**What you should do:** Extract all lines that hold "ylabel" from the records below.
## start
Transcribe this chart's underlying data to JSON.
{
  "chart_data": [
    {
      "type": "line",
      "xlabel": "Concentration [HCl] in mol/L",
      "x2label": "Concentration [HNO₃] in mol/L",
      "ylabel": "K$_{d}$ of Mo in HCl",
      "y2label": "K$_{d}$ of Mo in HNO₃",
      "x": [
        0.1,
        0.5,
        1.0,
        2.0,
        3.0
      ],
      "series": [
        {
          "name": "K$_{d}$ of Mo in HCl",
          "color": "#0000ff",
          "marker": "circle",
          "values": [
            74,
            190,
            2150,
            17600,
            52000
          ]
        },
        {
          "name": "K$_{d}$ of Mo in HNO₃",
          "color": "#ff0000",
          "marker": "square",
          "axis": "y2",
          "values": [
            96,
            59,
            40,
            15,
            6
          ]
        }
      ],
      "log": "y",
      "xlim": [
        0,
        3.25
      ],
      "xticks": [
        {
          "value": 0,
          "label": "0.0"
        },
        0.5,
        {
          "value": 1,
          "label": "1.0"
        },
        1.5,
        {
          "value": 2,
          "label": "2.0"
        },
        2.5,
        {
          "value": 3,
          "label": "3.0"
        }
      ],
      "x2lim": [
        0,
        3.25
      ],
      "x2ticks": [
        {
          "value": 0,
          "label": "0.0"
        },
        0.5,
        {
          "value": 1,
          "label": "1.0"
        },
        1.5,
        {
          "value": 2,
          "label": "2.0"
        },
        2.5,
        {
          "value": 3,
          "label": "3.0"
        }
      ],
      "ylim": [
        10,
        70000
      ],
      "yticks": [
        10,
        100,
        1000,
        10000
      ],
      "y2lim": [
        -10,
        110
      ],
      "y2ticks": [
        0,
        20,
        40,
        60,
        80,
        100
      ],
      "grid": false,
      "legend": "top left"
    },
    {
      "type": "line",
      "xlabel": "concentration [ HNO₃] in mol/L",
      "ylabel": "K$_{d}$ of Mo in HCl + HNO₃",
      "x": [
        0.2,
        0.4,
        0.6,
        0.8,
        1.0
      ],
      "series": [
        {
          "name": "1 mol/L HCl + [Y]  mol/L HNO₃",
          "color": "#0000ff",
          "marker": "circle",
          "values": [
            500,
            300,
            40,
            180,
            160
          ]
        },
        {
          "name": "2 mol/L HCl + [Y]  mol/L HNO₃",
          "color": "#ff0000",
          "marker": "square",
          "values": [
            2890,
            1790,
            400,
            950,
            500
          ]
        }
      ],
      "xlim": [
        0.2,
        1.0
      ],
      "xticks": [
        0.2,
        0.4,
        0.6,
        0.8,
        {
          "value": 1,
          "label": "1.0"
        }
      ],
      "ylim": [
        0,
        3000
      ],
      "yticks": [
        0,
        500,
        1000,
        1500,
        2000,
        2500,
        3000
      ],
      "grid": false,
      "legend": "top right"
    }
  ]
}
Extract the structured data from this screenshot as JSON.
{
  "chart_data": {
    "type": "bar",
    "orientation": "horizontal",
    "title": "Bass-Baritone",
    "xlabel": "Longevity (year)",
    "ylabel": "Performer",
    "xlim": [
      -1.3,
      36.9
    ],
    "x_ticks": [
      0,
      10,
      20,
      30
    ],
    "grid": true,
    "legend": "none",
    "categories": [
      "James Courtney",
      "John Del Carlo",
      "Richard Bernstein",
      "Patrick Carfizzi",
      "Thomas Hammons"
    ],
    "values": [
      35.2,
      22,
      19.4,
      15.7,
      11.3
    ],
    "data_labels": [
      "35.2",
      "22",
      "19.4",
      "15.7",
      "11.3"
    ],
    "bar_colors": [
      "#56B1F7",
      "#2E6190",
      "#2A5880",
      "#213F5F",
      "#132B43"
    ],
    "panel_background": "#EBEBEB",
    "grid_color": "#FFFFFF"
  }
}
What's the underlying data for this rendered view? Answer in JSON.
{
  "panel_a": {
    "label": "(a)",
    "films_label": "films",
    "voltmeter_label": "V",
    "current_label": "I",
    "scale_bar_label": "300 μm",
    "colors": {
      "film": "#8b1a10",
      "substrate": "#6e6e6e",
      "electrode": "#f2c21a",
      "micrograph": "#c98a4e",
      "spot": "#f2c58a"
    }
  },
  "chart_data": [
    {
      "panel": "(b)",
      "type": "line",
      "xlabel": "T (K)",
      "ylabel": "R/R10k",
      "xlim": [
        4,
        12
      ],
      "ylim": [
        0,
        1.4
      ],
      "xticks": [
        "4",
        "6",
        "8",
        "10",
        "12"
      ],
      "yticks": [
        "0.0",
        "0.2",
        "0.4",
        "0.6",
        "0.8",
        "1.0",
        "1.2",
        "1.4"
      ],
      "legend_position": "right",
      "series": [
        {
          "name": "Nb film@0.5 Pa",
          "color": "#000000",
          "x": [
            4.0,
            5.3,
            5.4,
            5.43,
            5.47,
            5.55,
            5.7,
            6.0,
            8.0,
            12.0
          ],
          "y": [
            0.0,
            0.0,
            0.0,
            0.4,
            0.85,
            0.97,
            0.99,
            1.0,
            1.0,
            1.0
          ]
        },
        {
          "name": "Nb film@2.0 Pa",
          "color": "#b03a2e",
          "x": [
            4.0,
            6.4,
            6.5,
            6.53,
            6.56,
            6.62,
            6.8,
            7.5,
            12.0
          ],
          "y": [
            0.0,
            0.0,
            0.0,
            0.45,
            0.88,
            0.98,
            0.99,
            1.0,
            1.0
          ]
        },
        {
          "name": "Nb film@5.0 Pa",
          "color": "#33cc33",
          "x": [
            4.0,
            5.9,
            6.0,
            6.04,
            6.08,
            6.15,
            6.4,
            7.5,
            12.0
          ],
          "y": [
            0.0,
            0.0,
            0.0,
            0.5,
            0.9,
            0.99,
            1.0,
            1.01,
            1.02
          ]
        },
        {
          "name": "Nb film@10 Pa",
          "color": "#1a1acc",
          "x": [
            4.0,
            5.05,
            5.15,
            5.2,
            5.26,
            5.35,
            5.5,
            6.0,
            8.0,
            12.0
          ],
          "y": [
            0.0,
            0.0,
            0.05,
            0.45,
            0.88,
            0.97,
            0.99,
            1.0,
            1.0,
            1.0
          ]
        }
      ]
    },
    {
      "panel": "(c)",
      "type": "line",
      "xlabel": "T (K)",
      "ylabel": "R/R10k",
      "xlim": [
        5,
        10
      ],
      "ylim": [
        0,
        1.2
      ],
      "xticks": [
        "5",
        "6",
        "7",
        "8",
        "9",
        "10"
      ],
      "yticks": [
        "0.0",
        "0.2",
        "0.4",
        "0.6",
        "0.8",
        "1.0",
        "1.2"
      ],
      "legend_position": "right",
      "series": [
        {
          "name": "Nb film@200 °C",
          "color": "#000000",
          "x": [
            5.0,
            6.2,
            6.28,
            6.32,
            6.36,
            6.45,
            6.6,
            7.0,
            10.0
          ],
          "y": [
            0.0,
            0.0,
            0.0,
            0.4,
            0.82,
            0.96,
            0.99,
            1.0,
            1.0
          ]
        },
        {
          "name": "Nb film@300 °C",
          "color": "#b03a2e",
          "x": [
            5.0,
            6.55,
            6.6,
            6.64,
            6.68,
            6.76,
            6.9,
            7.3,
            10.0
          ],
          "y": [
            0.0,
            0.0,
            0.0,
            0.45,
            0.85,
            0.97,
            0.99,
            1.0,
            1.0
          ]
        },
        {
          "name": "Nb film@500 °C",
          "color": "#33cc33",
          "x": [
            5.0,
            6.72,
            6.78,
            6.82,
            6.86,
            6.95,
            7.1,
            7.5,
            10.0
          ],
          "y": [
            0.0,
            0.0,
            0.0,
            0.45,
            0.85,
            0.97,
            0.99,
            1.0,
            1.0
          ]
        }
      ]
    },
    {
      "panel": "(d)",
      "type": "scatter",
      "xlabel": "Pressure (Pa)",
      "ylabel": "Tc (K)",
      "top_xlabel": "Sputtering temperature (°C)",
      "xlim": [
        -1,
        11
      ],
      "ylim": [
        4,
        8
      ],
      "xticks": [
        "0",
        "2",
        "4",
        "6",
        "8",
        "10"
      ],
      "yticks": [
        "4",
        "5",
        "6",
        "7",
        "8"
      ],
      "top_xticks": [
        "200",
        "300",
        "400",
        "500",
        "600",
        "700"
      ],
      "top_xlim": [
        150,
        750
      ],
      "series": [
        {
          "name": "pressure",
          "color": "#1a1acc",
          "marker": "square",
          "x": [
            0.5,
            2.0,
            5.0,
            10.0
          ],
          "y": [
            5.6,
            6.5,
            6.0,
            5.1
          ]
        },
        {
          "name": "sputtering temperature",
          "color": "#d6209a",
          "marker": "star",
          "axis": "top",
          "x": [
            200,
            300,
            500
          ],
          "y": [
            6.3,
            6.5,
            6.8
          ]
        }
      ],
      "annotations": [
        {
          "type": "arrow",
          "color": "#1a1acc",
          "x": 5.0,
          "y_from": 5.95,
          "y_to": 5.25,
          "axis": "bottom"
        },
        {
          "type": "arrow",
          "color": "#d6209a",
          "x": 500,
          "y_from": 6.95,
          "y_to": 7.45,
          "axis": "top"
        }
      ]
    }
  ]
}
## end
**Reply:**
      "ylabel": "K$_{d}$ of Mo in HCl",
      "ylabel": "K$_{d}$ of Mo in HCl + HNO₃",
    "ylabel": "Performer",
      "ylabel": "R/R10k",
      "ylabel": "R/R10k",
      "ylabel": "Tc (K)",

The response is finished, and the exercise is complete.